# TASK STATEMENT:
Return the entries below in their exact form, leaving the pictures out.

A run of records:
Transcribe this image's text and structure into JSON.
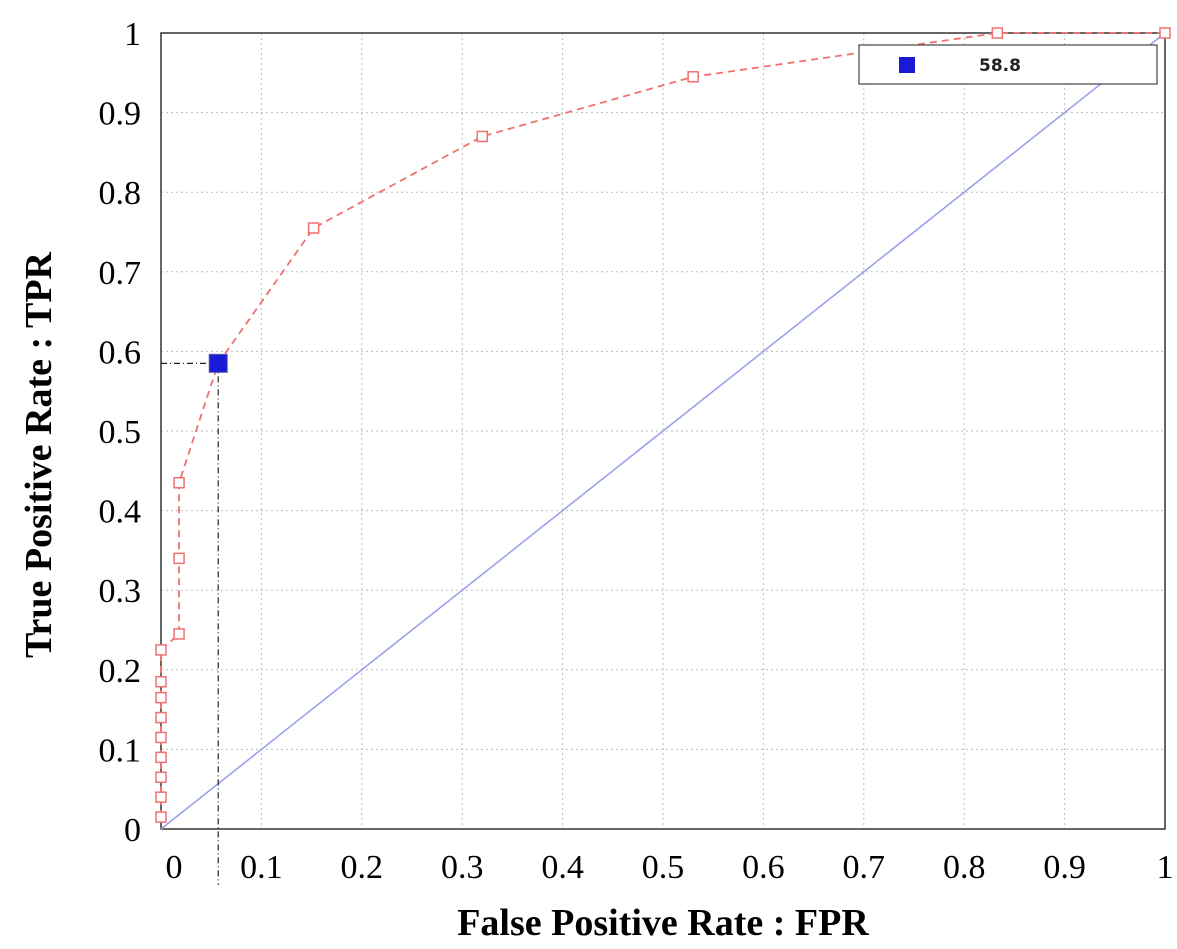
{
  "chart_data": {
    "type": "line",
    "xlabel": "False Positive Rate : FPR",
    "ylabel": "True Positive Rate : TPR",
    "xlim": [
      0,
      1
    ],
    "ylim": [
      0,
      1
    ],
    "x_ticks": [
      "0",
      "0.1",
      "0.2",
      "0.3",
      "0.4",
      "0.5",
      "0.6",
      "0.7",
      "0.8",
      "0.9",
      "1"
    ],
    "y_ticks": [
      "0",
      "0.1",
      "0.2",
      "0.3",
      "0.4",
      "0.5",
      "0.6",
      "0.7",
      "0.8",
      "0.9",
      "1"
    ],
    "grid": true,
    "legend_position": "top-right",
    "series": [
      {
        "style": "dashed-line-open-square-markers",
        "color": "#f07070",
        "x": [
          0,
          0,
          0,
          0,
          0,
          0,
          0,
          0,
          0,
          0.018,
          0.018,
          0.018,
          0.057,
          0.152,
          0.32,
          0.53,
          0.833,
          1.0
        ],
        "y": [
          0.015,
          0.04,
          0.065,
          0.09,
          0.115,
          0.14,
          0.165,
          0.185,
          0.225,
          0.245,
          0.34,
          0.435,
          0.585,
          0.755,
          0.87,
          0.945,
          1.0,
          1.0
        ]
      },
      {
        "style": "solid-diagonal-reference",
        "color": "#9aa0ee",
        "x": [
          0,
          1
        ],
        "y": [
          0,
          1
        ]
      }
    ],
    "highlight": {
      "name": "58.8",
      "x": 0.057,
      "y": 0.585,
      "color": "#1a1ad6"
    },
    "legend": [
      {
        "label": "58.8",
        "color": "#1a1ad6"
      }
    ]
  }
}
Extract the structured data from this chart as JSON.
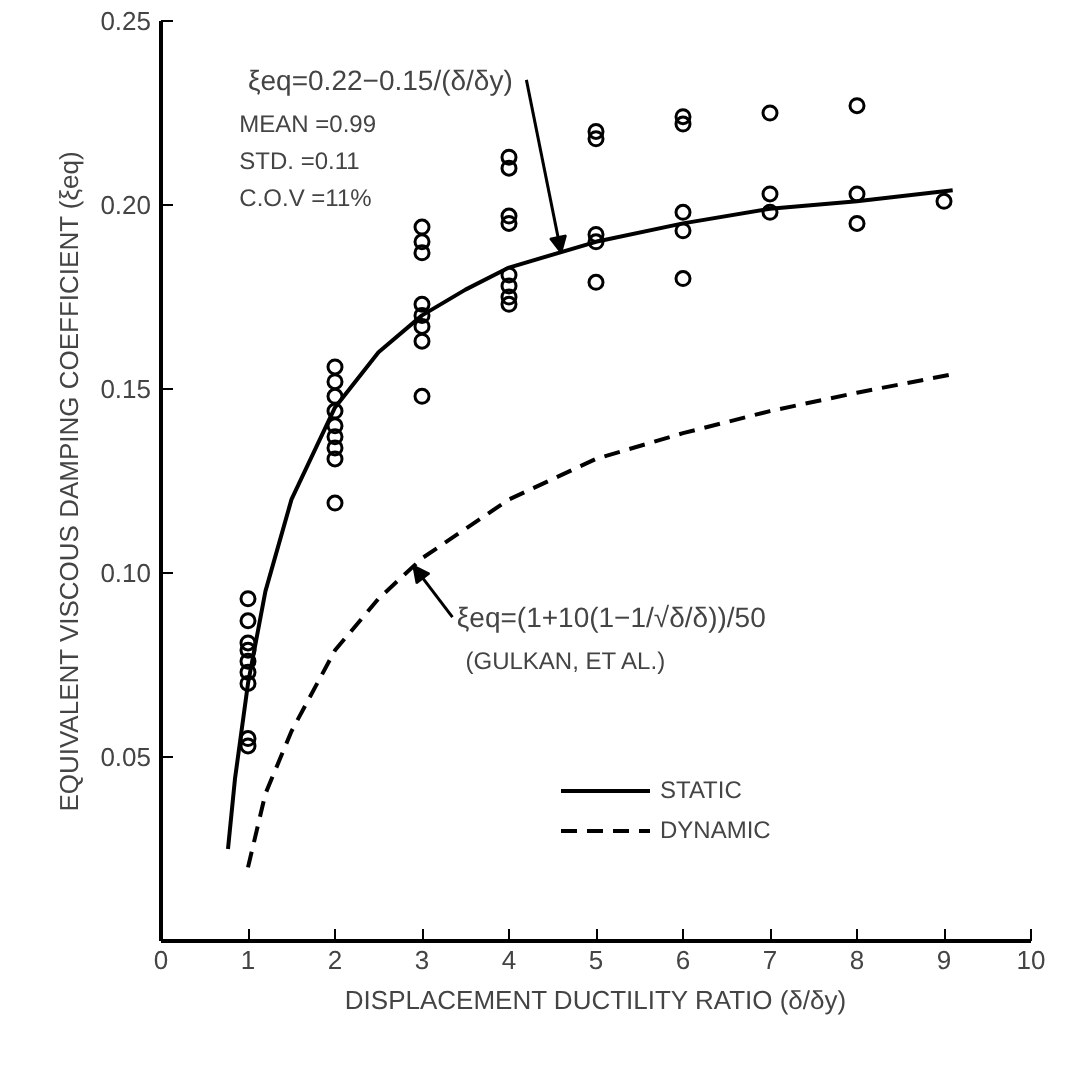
{
  "chart_data": {
    "type": "line",
    "xlabel": "DISPLACEMENT DUCTILITY RATIO (δ/δy)",
    "ylabel": "EQUIVALENT VISCOUS DAMPING COEFFICIENT (ξeq)",
    "xlim": [
      0,
      10
    ],
    "ylim": [
      0,
      0.25
    ],
    "xticks": [
      0,
      1,
      2,
      3,
      4,
      5,
      6,
      7,
      8,
      9,
      10
    ],
    "yticks": [
      {
        "value": 0.05,
        "label": "0.05"
      },
      {
        "value": 0.1,
        "label": "0.10"
      },
      {
        "value": 0.15,
        "label": "0.15"
      },
      {
        "value": 0.2,
        "label": "0.20"
      },
      {
        "value": 0.25,
        "label": "0.25"
      }
    ],
    "grid": false,
    "legend": "bottom right",
    "series": [
      {
        "name": "STATIC",
        "line_style": "solid",
        "color": "#000000",
        "x": [
          0.77,
          0.85,
          1,
          1.2,
          1.5,
          2,
          2.5,
          3,
          3.5,
          4,
          5,
          6,
          7,
          8,
          9.1
        ],
        "values": [
          0.025,
          0.044,
          0.07,
          0.095,
          0.12,
          0.145,
          0.16,
          0.17,
          0.177,
          0.183,
          0.19,
          0.195,
          0.199,
          0.201,
          0.204
        ]
      },
      {
        "name": "DYNAMIC",
        "line_style": "dashed",
        "color": "#000000",
        "x": [
          1,
          1.2,
          1.5,
          2,
          2.5,
          3,
          4,
          5,
          6,
          7,
          8,
          9.1
        ],
        "values": [
          0.02,
          0.04,
          0.057,
          0.079,
          0.093,
          0.104,
          0.12,
          0.131,
          0.138,
          0.144,
          0.149,
          0.154
        ]
      },
      {
        "type": "scatter",
        "marker": "circle",
        "color": "#000000",
        "x": [
          1,
          1,
          1,
          1,
          1,
          1,
          1,
          1,
          1,
          2,
          2,
          2,
          2,
          2,
          2,
          2,
          2,
          2,
          3,
          3,
          3,
          3,
          3,
          3,
          3,
          3,
          4,
          4,
          4,
          4,
          4,
          4,
          4,
          4,
          5,
          5,
          5,
          5,
          5,
          6,
          6,
          6,
          6,
          6,
          7,
          7,
          7,
          8,
          8,
          8,
          9
        ],
        "values": [
          0.093,
          0.087,
          0.081,
          0.079,
          0.076,
          0.073,
          0.07,
          0.055,
          0.053,
          0.156,
          0.152,
          0.148,
          0.144,
          0.14,
          0.137,
          0.134,
          0.131,
          0.119,
          0.194,
          0.19,
          0.187,
          0.173,
          0.17,
          0.167,
          0.163,
          0.148,
          0.213,
          0.21,
          0.197,
          0.195,
          0.181,
          0.178,
          0.175,
          0.173,
          0.22,
          0.218,
          0.192,
          0.19,
          0.179,
          0.224,
          0.222,
          0.198,
          0.193,
          0.18,
          0.225,
          0.203,
          0.198,
          0.227,
          0.203,
          0.195,
          0.201
        ]
      }
    ],
    "annotations": [
      {
        "text": "ξeq=0.22−0.15/(δ/δy)",
        "x": 4.6,
        "y": 0.187
      },
      "MEAN =0.99",
      "STD. =0.11",
      "C.O.V =11%",
      {
        "text": "ξeq=(1+10(1−1/√δ/δ))/50",
        "x": 2.9,
        "y": 0.102
      },
      "(GULKAN, ET AL.)"
    ]
  }
}
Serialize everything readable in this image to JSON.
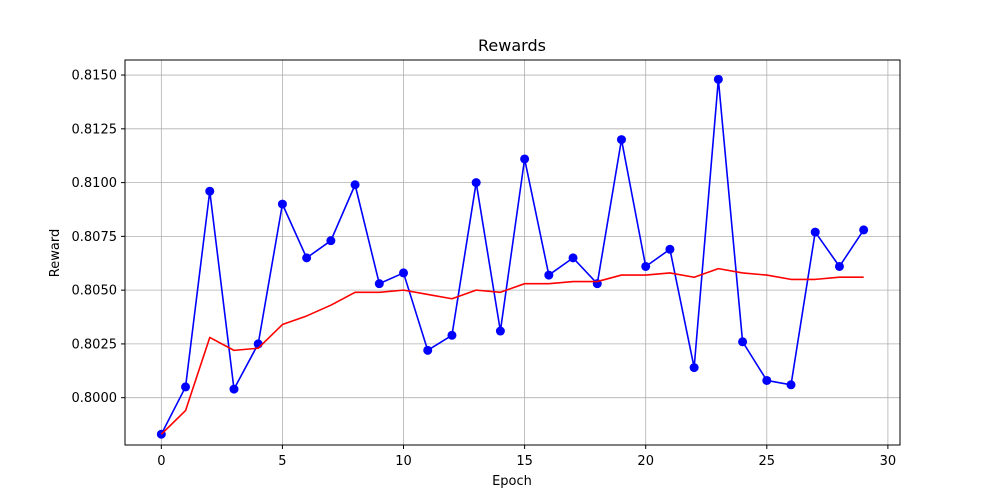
{
  "chart_data": {
    "type": "line",
    "title": "Rewards",
    "xlabel": "Epoch",
    "ylabel": "Reward",
    "xlim": [
      -1.5,
      30.5
    ],
    "ylim": [
      0.7978,
      0.8157
    ],
    "xticks": [
      0,
      5,
      10,
      15,
      20,
      25,
      30
    ],
    "xtick_labels": [
      "0",
      "5",
      "10",
      "15",
      "20",
      "25",
      "30"
    ],
    "yticks": [
      0.8,
      0.8025,
      0.805,
      0.8075,
      0.81,
      0.8125,
      0.815
    ],
    "ytick_labels": [
      "0.8000",
      "0.8025",
      "0.8050",
      "0.8075",
      "0.8100",
      "0.8125",
      "0.8150"
    ],
    "grid": true,
    "series": [
      {
        "color": "#0000ff",
        "marker": "circle",
        "x": [
          0,
          1,
          2,
          3,
          4,
          5,
          6,
          7,
          8,
          9,
          10,
          11,
          12,
          13,
          14,
          15,
          16,
          17,
          18,
          19,
          20,
          21,
          22,
          23,
          24,
          25,
          26,
          27,
          28,
          29
        ],
        "values": [
          0.7983,
          0.8005,
          0.8096,
          0.8004,
          0.8025,
          0.809,
          0.8065,
          0.8073,
          0.8099,
          0.8053,
          0.8058,
          0.8022,
          0.8029,
          0.81,
          0.8031,
          0.8111,
          0.8057,
          0.8065,
          0.8053,
          0.812,
          0.8061,
          0.8069,
          0.8014,
          0.8148,
          0.8026,
          0.8008,
          0.8006,
          0.8077,
          0.8061,
          0.8078
        ]
      },
      {
        "color": "#ff0000",
        "marker": "none",
        "x": [
          0,
          1,
          2,
          3,
          4,
          5,
          6,
          7,
          8,
          9,
          10,
          11,
          12,
          13,
          14,
          15,
          16,
          17,
          18,
          19,
          20,
          21,
          22,
          23,
          24,
          25,
          26,
          27,
          28,
          29
        ],
        "values": [
          0.7983,
          0.7994,
          0.8028,
          0.8022,
          0.8023,
          0.8034,
          0.8038,
          0.8043,
          0.8049,
          0.8049,
          0.805,
          0.8048,
          0.8046,
          0.805,
          0.8049,
          0.8053,
          0.8053,
          0.8054,
          0.8054,
          0.8057,
          0.8057,
          0.8058,
          0.8056,
          0.806,
          0.8058,
          0.8057,
          0.8055,
          0.8055,
          0.8056,
          0.8056
        ]
      }
    ]
  }
}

# RESPONSE FOR THIS EXERCISE:
Transcribe this image's text and structure into JSON.
{
  "chart_data": {
    "type": "line",
    "xlabel": "False Positive Rate : FPR",
    "ylabel": "True Positive Rate : TPR",
    "xlim": [
      0,
      1
    ],
    "ylim": [
      0,
      1
    ],
    "x_ticks": [
      "0",
      "0.1",
      "0.2",
      "0.3",
      "0.4",
      "0.5",
      "0.6",
      "0.7",
      "0.8",
      "0.9",
      "1"
    ],
    "y_ticks": [
      "0",
      "0.1",
      "0.2",
      "0.3",
      "0.4",
      "0.5",
      "0.6",
      "0.7",
      "0.8",
      "0.9",
      "1"
    ],
    "grid": true,
    "legend_position": "top-right",
    "series": [
      {
        "style": "dashed-line-open-square-markers",
        "color": "#f07070",
        "x": [
          0,
          0,
          0,
          0,
          0,
          0,
          0,
          0,
          0,
          0.018,
          0.018,
          0.018,
          0.057,
          0.152,
          0.32,
          0.53,
          0.833,
          1.0
        ],
        "y": [
          0.015,
          0.04,
          0.065,
          0.09,
          0.115,
          0.14,
          0.165,
          0.185,
          0.225,
          0.245,
          0.34,
          0.435,
          0.585,
          0.755,
          0.87,
          0.945,
          1.0,
          1.0
        ]
      },
      {
        "style": "solid-diagonal-reference",
        "color": "#9aa0ee",
        "x": [
          0,
          1
        ],
        "y": [
          0,
          1
        ]
      }
    ],
    "highlight": {
      "name": "58.8",
      "x": 0.057,
      "y": 0.585,
      "color": "#1a1ad6"
    },
    "legend": [
      {
        "label": "58.8",
        "color": "#1a1ad6"
      }
    ]
  }
}
Extract the structured data from this chart as JSON.
{
  "chart_data": {
    "type": "line",
    "xlabel": "DISPLACEMENT DUCTILITY RATIO (δ/δy)",
    "ylabel": "EQUIVALENT VISCOUS DAMPING COEFFICIENT (ξeq)",
    "xlim": [
      0,
      10
    ],
    "ylim": [
      0,
      0.25
    ],
    "xticks": [
      0,
      1,
      2,
      3,
      4,
      5,
      6,
      7,
      8,
      9,
      10
    ],
    "yticks": [
      {
        "value": 0.05,
        "label": "0.05"
      },
      {
        "value": 0.1,
        "label": "0.10"
      },
      {
        "value": 0.15,
        "label": "0.15"
      },
      {
        "value": 0.2,
        "label": "0.20"
      },
      {
        "value": 0.25,
        "label": "0.25"
      }
    ],
    "grid": false,
    "legend": "bottom right",
    "series": [
      {
        "name": "STATIC",
        "line_style": "solid",
        "color": "#000000",
        "x": [
          0.77,
          0.85,
          1,
          1.2,
          1.5,
          2,
          2.5,
          3,
          3.5,
          4,
          5,
          6,
          7,
          8,
          9.1
        ],
        "values": [
          0.025,
          0.044,
          0.07,
          0.095,
          0.12,
          0.145,
          0.16,
          0.17,
          0.177,
          0.183,
          0.19,
          0.195,
          0.199,
          0.201,
          0.204
        ]
      },
      {
        "name": "DYNAMIC",
        "line_style": "dashed",
        "color": "#000000",
        "x": [
          1,
          1.2,
          1.5,
          2,
          2.5,
          3,
          4,
          5,
          6,
          7,
          8,
          9.1
        ],
        "values": [
          0.02,
          0.04,
          0.057,
          0.079,
          0.093,
          0.104,
          0.12,
          0.131,
          0.138,
          0.144,
          0.149,
          0.154
        ]
      },
      {
        "type": "scatter",
        "marker": "circle",
        "color": "#000000",
        "x": [
          1,
          1,
          1,
          1,
          1,
          1,
          1,
          1,
          1,
          2,
          2,
          2,
          2,
          2,
          2,
          2,
          2,
          2,
          3,
          3,
          3,
          3,
          3,
          3,
          3,
          3,
          4,
          4,
          4,
          4,
          4,
          4,
          4,
          4,
          5,
          5,
          5,
          5,
          5,
          6,
          6,
          6,
          6,
          6,
          7,
          7,
          7,
          8,
          8,
          8,
          9
        ],
        "values": [
          0.093,
          0.087,
          0.081,
          0.079,
          0.076,
          0.073,
          0.07,
          0.055,
          0.053,
          0.156,
          0.152,
          0.148,
          0.144,
          0.14,
          0.137,
          0.134,
          0.131,
          0.119,
          0.194,
          0.19,
          0.187,
          0.173,
          0.17,
          0.167,
          0.163,
          0.148,
          0.213,
          0.21,
          0.197,
          0.195,
          0.181,
          0.178,
          0.175,
          0.173,
          0.22,
          0.218,
          0.192,
          0.19,
          0.179,
          0.224,
          0.222,
          0.198,
          0.193,
          0.18,
          0.225,
          0.203,
          0.198,
          0.227,
          0.203,
          0.195,
          0.201
        ]
      }
    ],
    "annotations": [
      {
        "text": "ξeq=0.22−0.15/(δ/δy)",
        "x": 4.6,
        "y": 0.187
      },
      "MEAN =0.99",
      "STD. =0.11",
      "C.O.V =11%",
      {
        "text": "ξeq=(1+10(1−1/√δ/δ))/50",
        "x": 2.9,
        "y": 0.102
      },
      "(GULKAN, ET AL.)"
    ]
  }
}
Serialize everything readable in this image to JSON.
{
  "chart_data": {
    "type": "line",
    "title": "Rewards",
    "xlabel": "Epoch",
    "ylabel": "Reward",
    "xlim": [
      -1.5,
      30.5
    ],
    "ylim": [
      0.7978,
      0.8157
    ],
    "xticks": [
      0,
      5,
      10,
      15,
      20,
      25,
      30
    ],
    "xtick_labels": [
      "0",
      "5",
      "10",
      "15",
      "20",
      "25",
      "30"
    ],
    "yticks": [
      0.8,
      0.8025,
      0.805,
      0.8075,
      0.81,
      0.8125,
      0.815
    ],
    "ytick_labels": [
      "0.8000",
      "0.8025",
      "0.8050",
      "0.8075",
      "0.8100",
      "0.8125",
      "0.8150"
    ],
    "grid": true,
    "series": [
      {
        "color": "#0000ff",
        "marker": "circle",
        "x": [
          0,
          1,
          2,
          3,
          4,
          5,
          6,
          7,
          8,
          9,
          10,
          11,
          12,
          13,
          14,
          15,
          16,
          17,
          18,
          19,
          20,
          21,
          22,
          23,
          24,
          25,
          26,
          27,
          28,
          29
        ],
        "values": [
          0.7983,
          0.8005,
          0.8096,
          0.8004,
          0.8025,
          0.809,
          0.8065,
          0.8073,
          0.8099,
          0.8053,
          0.8058,
          0.8022,
          0.8029,
          0.81,
          0.8031,
          0.8111,
          0.8057,
          0.8065,
          0.8053,
          0.812,
          0.8061,
          0.8069,
          0.8014,
          0.8148,
          0.8026,
          0.8008,
          0.8006,
          0.8077,
          0.8061,
          0.8078
        ]
      },
      {
        "color": "#ff0000",
        "marker": "none",
        "x": [
          0,
          1,
          2,
          3,
          4,
          5,
          6,
          7,
          8,
          9,
          10,
          11,
          12,
          13,
          14,
          15,
          16,
          17,
          18,
          19,
          20,
          21,
          22,
          23,
          24,
          25,
          26,
          27,
          28,
          29
        ],
        "values": [
          0.7983,
          0.7994,
          0.8028,
          0.8022,
          0.8023,
          0.8034,
          0.8038,
          0.8043,
          0.8049,
          0.8049,
          0.805,
          0.8048,
          0.8046,
          0.805,
          0.8049,
          0.8053,
          0.8053,
          0.8054,
          0.8054,
          0.8057,
          0.8057,
          0.8058,
          0.8056,
          0.806,
          0.8058,
          0.8057,
          0.8055,
          0.8055,
          0.8056,
          0.8056
        ]
      }
    ]
  }
}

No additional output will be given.